— start Recorded information —

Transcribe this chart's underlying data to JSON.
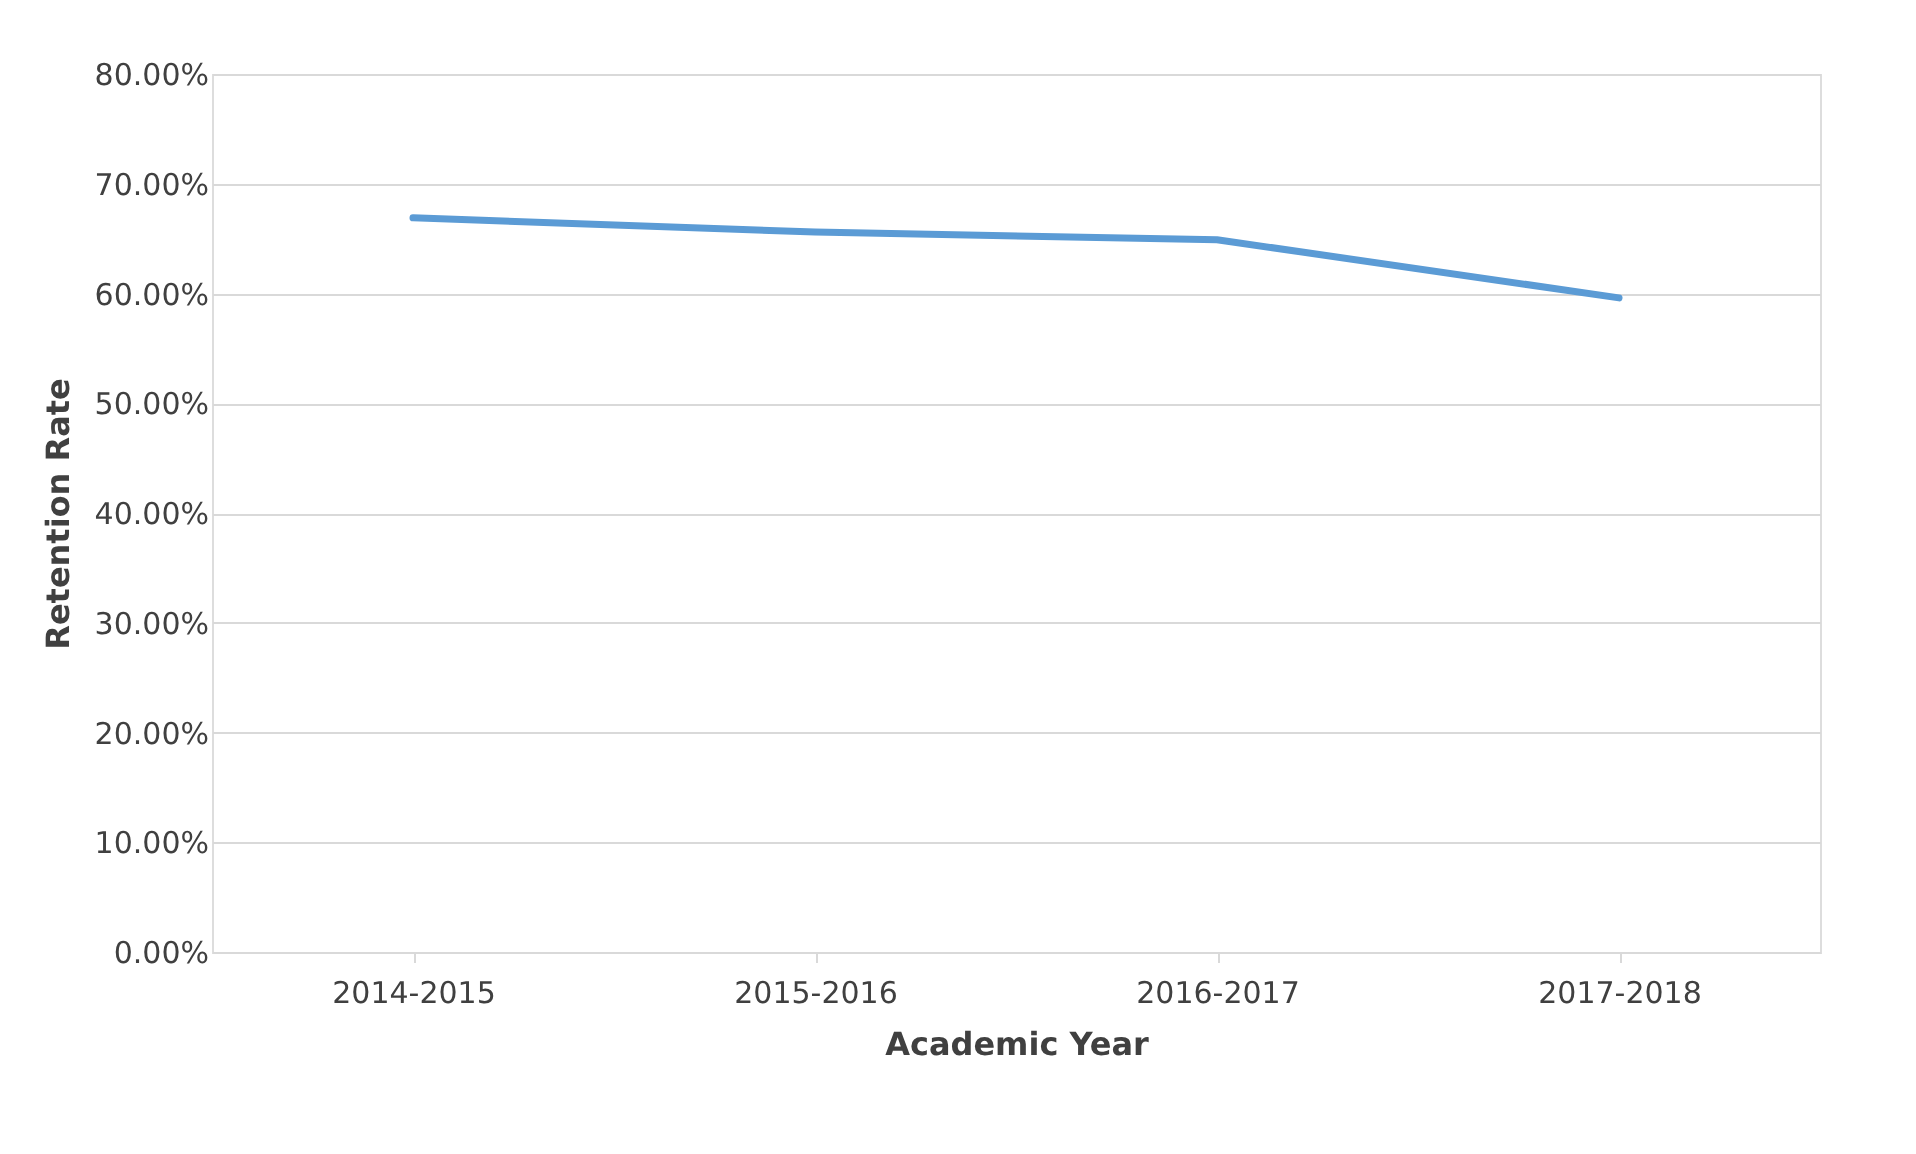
{
  "chart_data": {
    "type": "line",
    "xlabel": "Academic Year",
    "ylabel": "Retention Rate",
    "categories": [
      "2014-2015",
      "2015-2016",
      "2016-2017",
      "2017-2018"
    ],
    "series": [
      {
        "color": "#5b9bd5",
        "values": [
          66.9,
          65.6,
          64.9,
          59.6
        ]
      }
    ],
    "ylim": [
      0,
      80
    ],
    "yticks": [
      {
        "value": 0,
        "label": "0.00%"
      },
      {
        "value": 10,
        "label": "10.00%"
      },
      {
        "value": 20,
        "label": "20.00%"
      },
      {
        "value": 30,
        "label": "30.00%"
      },
      {
        "value": 40,
        "label": "40.00%"
      },
      {
        "value": 50,
        "label": "50.00%"
      },
      {
        "value": 60,
        "label": "60.00%"
      },
      {
        "value": 70,
        "label": "70.00%"
      },
      {
        "value": 80,
        "label": "80.00%"
      }
    ],
    "grid": "y",
    "marker": "none",
    "line_style": "solid"
  }
}
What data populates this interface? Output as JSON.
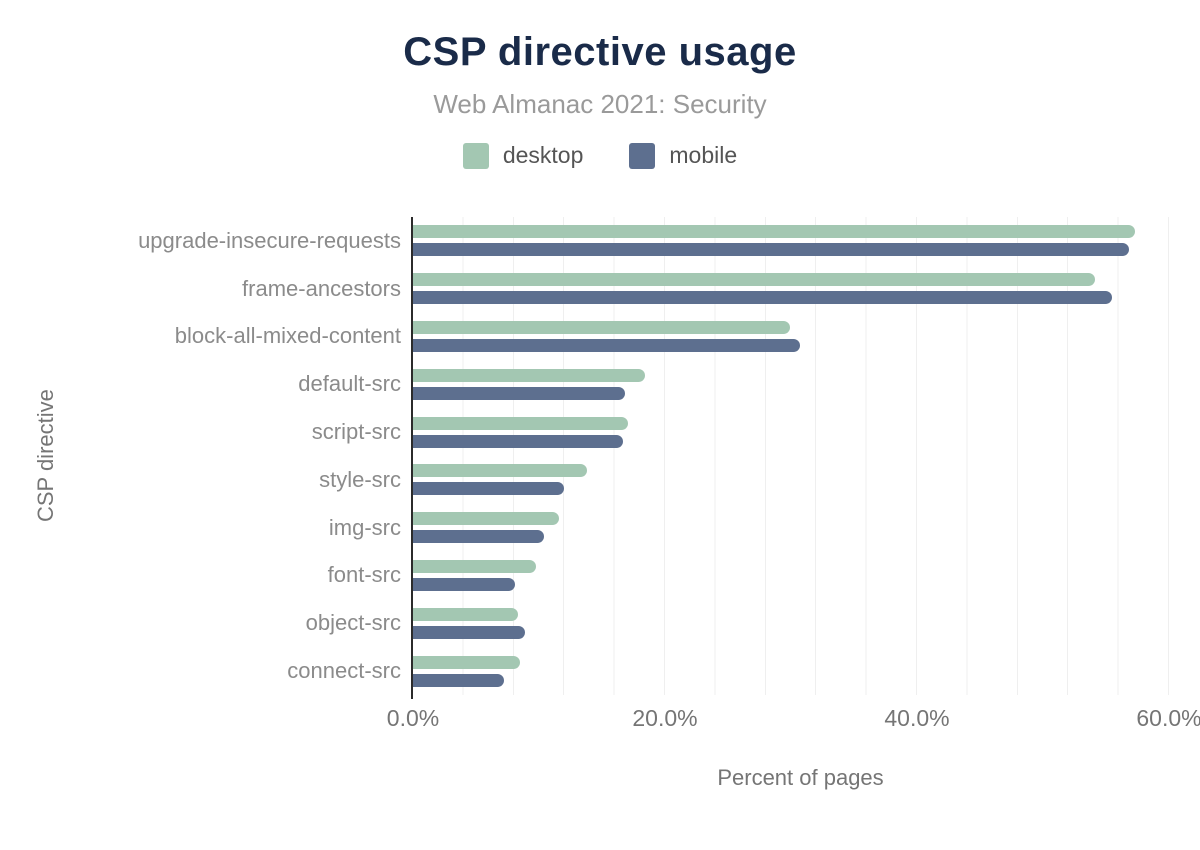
{
  "chart_data": {
    "type": "bar",
    "orientation": "horizontal",
    "title": "CSP directive usage",
    "subtitle": "Web Almanac 2021: Security",
    "xlabel": "Percent of pages",
    "ylabel": "CSP directive",
    "legend_position": "top",
    "grid": {
      "visible": true,
      "minor_interval_percent": 4
    },
    "xlim": [
      0,
      60
    ],
    "x_ticks": [
      {
        "label": "0.0%",
        "value": 0
      },
      {
        "label": "20.0%",
        "value": 20
      },
      {
        "label": "40.0%",
        "value": 40
      },
      {
        "label": "60.0%",
        "value": 60
      }
    ],
    "categories": [
      "upgrade-insecure-requests",
      "frame-ancestors",
      "block-all-mixed-content",
      "default-src",
      "script-src",
      "style-src",
      "img-src",
      "font-src",
      "object-src",
      "connect-src"
    ],
    "series": [
      {
        "name": "desktop",
        "color": "#a3c7b2",
        "values": [
          57.3,
          54.1,
          29.9,
          18.4,
          17.1,
          13.8,
          11.6,
          9.8,
          8.3,
          8.5
        ]
      },
      {
        "name": "mobile",
        "color": "#5d6f8f",
        "values": [
          56.8,
          55.5,
          30.7,
          16.8,
          16.7,
          12.0,
          10.4,
          8.1,
          8.9,
          7.2
        ]
      }
    ],
    "colors": {
      "title": "#1a2b49",
      "subtitle": "#9a9a9a",
      "axis_line": "#2b2b2b",
      "gridline": "#efefef",
      "category_label": "#8b8b8b",
      "tick_label": "#757575",
      "legend_label": "#555555"
    }
  }
}
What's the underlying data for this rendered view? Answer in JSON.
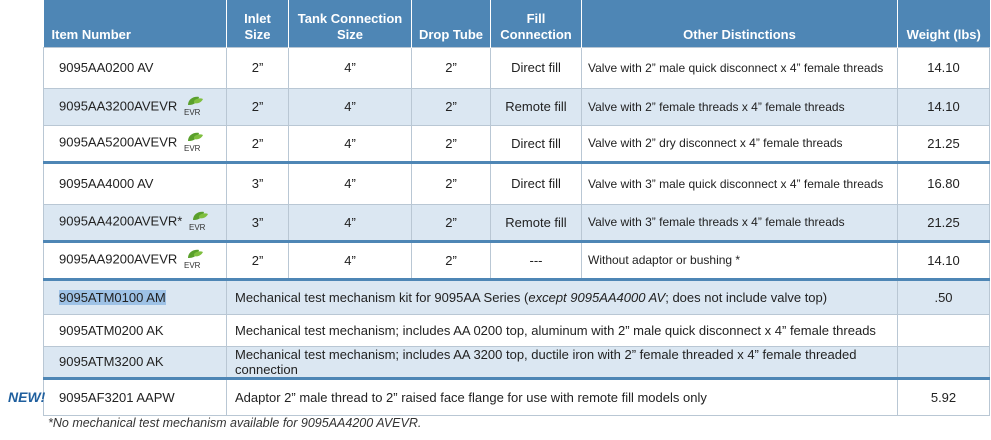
{
  "header": {
    "item_number": "Item Number",
    "inlet_size": "Inlet Size",
    "tank_connection_size": "Tank Connection Size",
    "drop_tube": "Drop Tube",
    "fill_connection": "Fill Connection",
    "other_distinctions": "Other Distinctions",
    "weight": "Weight (lbs)"
  },
  "evr_label": "EVR",
  "rows": [
    {
      "item": "9095AA0200 AV",
      "inlet": "2”",
      "tank": "4”",
      "drop": "2”",
      "fill": "Direct fill",
      "dist": "Valve with 2” male quick disconnect x 4” female threads",
      "weight": "14.10"
    },
    {
      "item": "9095AA3200AVEVR",
      "inlet": "2”",
      "tank": "4”",
      "drop": "2”",
      "fill": "Remote fill",
      "dist": "Valve with 2” female threads x 4” female threads",
      "weight": "14.10"
    },
    {
      "item": "9095AA5200AVEVR",
      "inlet": "2”",
      "tank": "4”",
      "drop": "2”",
      "fill": "Direct fill",
      "dist": "Valve with 2” dry disconnect x 4” female threads",
      "weight": "21.25"
    },
    {
      "item": "9095AA4000 AV",
      "inlet": "3”",
      "tank": "4”",
      "drop": "2”",
      "fill": "Direct fill",
      "dist": "Valve with 3” male quick disconnect x 4” female threads",
      "weight": "16.80"
    },
    {
      "item": "9095AA4200AVEVR*",
      "inlet": "3”",
      "tank": "4”",
      "drop": "2”",
      "fill": "Remote fill",
      "dist": "Valve with 3” female threads x 4” female threads",
      "weight": "21.25"
    },
    {
      "item": "9095AA9200AVEVR",
      "inlet": "2”",
      "tank": "4”",
      "drop": "2”",
      "fill": "---",
      "dist": "Without adaptor or bushing *",
      "weight": "14.10"
    }
  ],
  "kit_rows": [
    {
      "item": "9095ATM0100 AM",
      "desc_pre": "Mechanical test mechanism kit for 9095AA Series (",
      "desc_italic": "except 9095AA4000 AV",
      "desc_post": "; does not include valve top)",
      "weight": ".50"
    },
    {
      "item": "9095ATM0200 AK",
      "desc": "Mechanical test mechanism; includes AA 0200 top, aluminum with 2” male quick disconnect x 4” female threads",
      "weight": ""
    },
    {
      "item": "9095ATM3200 AK",
      "desc": "Mechanical test mechanism; includes AA 3200 top, ductile iron with 2” female threaded x 4” female threaded connection",
      "weight": ""
    },
    {
      "item": "9095AF3201 AAPW",
      "desc": "Adaptor 2” male thread to 2” raised face flange for use with remote fill models only",
      "weight": "5.92"
    }
  ],
  "new_label": "NEW!",
  "footnote": "*No mechanical test mechanism available for 9095AA4200 AVEVR.",
  "colors": {
    "header_blue": "#4e86b5",
    "row_shade": "#dbe7f2",
    "evr_green": "#5aa02c",
    "new_label": "#1f5f9e"
  }
}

— end Recorded information —

__Do this__: A faithful copy of the records above is needed, with the pictures left out.

__Solution to this problem__:
Transcribe this chart's underlying data to JSON.
{
  "chart_data": {
    "type": "line",
    "xlabel": "Academic Year",
    "ylabel": "Retention Rate",
    "categories": [
      "2014-2015",
      "2015-2016",
      "2016-2017",
      "2017-2018"
    ],
    "series": [
      {
        "color": "#5b9bd5",
        "values": [
          66.9,
          65.6,
          64.9,
          59.6
        ]
      }
    ],
    "ylim": [
      0,
      80
    ],
    "yticks": [
      {
        "value": 0,
        "label": "0.00%"
      },
      {
        "value": 10,
        "label": "10.00%"
      },
      {
        "value": 20,
        "label": "20.00%"
      },
      {
        "value": 30,
        "label": "30.00%"
      },
      {
        "value": 40,
        "label": "40.00%"
      },
      {
        "value": 50,
        "label": "50.00%"
      },
      {
        "value": 60,
        "label": "60.00%"
      },
      {
        "value": 70,
        "label": "70.00%"
      },
      {
        "value": 80,
        "label": "80.00%"
      }
    ],
    "grid": "y",
    "marker": "none",
    "line_style": "solid"
  }
}
What data populates this interface? Output as JSON.
{
  "chart_data": {
    "type": "bar",
    "orientation": "horizontal",
    "title": "CSP directive usage",
    "subtitle": "Web Almanac 2021: Security",
    "xlabel": "Percent of pages",
    "ylabel": "CSP directive",
    "legend_position": "top",
    "grid": {
      "visible": true,
      "minor_interval_percent": 4
    },
    "xlim": [
      0,
      60
    ],
    "x_ticks": [
      {
        "label": "0.0%",
        "value": 0
      },
      {
        "label": "20.0%",
        "value": 20
      },
      {
        "label": "40.0%",
        "value": 40
      },
      {
        "label": "60.0%",
        "value": 60
      }
    ],
    "categories": [
      "upgrade-insecure-requests",
      "frame-ancestors",
      "block-all-mixed-content",
      "default-src",
      "script-src",
      "style-src",
      "img-src",
      "font-src",
      "object-src",
      "connect-src"
    ],
    "series": [
      {
        "name": "desktop",
        "color": "#a3c7b2",
        "values": [
          57.3,
          54.1,
          29.9,
          18.4,
          17.1,
          13.8,
          11.6,
          9.8,
          8.3,
          8.5
        ]
      },
      {
        "name": "mobile",
        "color": "#5d6f8f",
        "values": [
          56.8,
          55.5,
          30.7,
          16.8,
          16.7,
          12.0,
          10.4,
          8.1,
          8.9,
          7.2
        ]
      }
    ],
    "colors": {
      "title": "#1a2b49",
      "subtitle": "#9a9a9a",
      "axis_line": "#2b2b2b",
      "gridline": "#efefef",
      "category_label": "#8b8b8b",
      "tick_label": "#757575",
      "legend_label": "#555555"
    }
  }
}
What's the underlying data for this rendered view? Answer in JSON.
{
  "header": {
    "item_number": "Item Number",
    "inlet_size": "Inlet Size",
    "tank_connection_size": "Tank Connection Size",
    "drop_tube": "Drop Tube",
    "fill_connection": "Fill Connection",
    "other_distinctions": "Other Distinctions",
    "weight": "Weight (lbs)"
  },
  "evr_label": "EVR",
  "rows": [
    {
      "item": "9095AA0200 AV",
      "inlet": "2”",
      "tank": "4”",
      "drop": "2”",
      "fill": "Direct fill",
      "dist": "Valve with 2” male quick disconnect x 4” female threads",
      "weight": "14.10"
    },
    {
      "item": "9095AA3200AVEVR",
      "inlet": "2”",
      "tank": "4”",
      "drop": "2”",
      "fill": "Remote fill",
      "dist": "Valve with 2” female threads x 4” female threads",
      "weight": "14.10"
    },
    {
      "item": "9095AA5200AVEVR",
      "inlet": "2”",
      "tank": "4”",
      "drop": "2”",
      "fill": "Direct fill",
      "dist": "Valve with 2” dry disconnect x 4” female threads",
      "weight": "21.25"
    },
    {
      "item": "9095AA4000 AV",
      "inlet": "3”",
      "tank": "4”",
      "drop": "2”",
      "fill": "Direct fill",
      "dist": "Valve with 3” male quick disconnect x 4” female threads",
      "weight": "16.80"
    },
    {
      "item": "9095AA4200AVEVR*",
      "inlet": "3”",
      "tank": "4”",
      "drop": "2”",
      "fill": "Remote fill",
      "dist": "Valve with 3” female threads x 4” female threads",
      "weight": "21.25"
    },
    {
      "item": "9095AA9200AVEVR",
      "inlet": "2”",
      "tank": "4”",
      "drop": "2”",
      "fill": "---",
      "dist": "Without adaptor or bushing *",
      "weight": "14.10"
    }
  ],
  "kit_rows": [
    {
      "item": "9095ATM0100 AM",
      "desc_pre": "Mechanical test mechanism kit for 9095AA Series (",
      "desc_italic": "except 9095AA4000 AV",
      "desc_post": "; does not include valve top)",
      "weight": ".50"
    },
    {
      "item": "9095ATM0200 AK",
      "desc": "Mechanical test mechanism; includes AA 0200 top, aluminum with 2” male quick disconnect x 4” female threads",
      "weight": ""
    },
    {
      "item": "9095ATM3200 AK",
      "desc": "Mechanical test mechanism; includes AA 3200 top, ductile iron with 2” female threaded x 4” female threaded connection",
      "weight": ""
    },
    {
      "item": "9095AF3201 AAPW",
      "desc": "Adaptor 2” male thread to 2” raised face flange for use with remote fill models only",
      "weight": "5.92"
    }
  ],
  "new_label": "NEW!",
  "footnote": "*No mechanical test mechanism available for 9095AA4200 AVEVR.",
  "colors": {
    "header_blue": "#4e86b5",
    "row_shade": "#dbe7f2",
    "evr_green": "#5aa02c",
    "new_label": "#1f5f9e"
  }
}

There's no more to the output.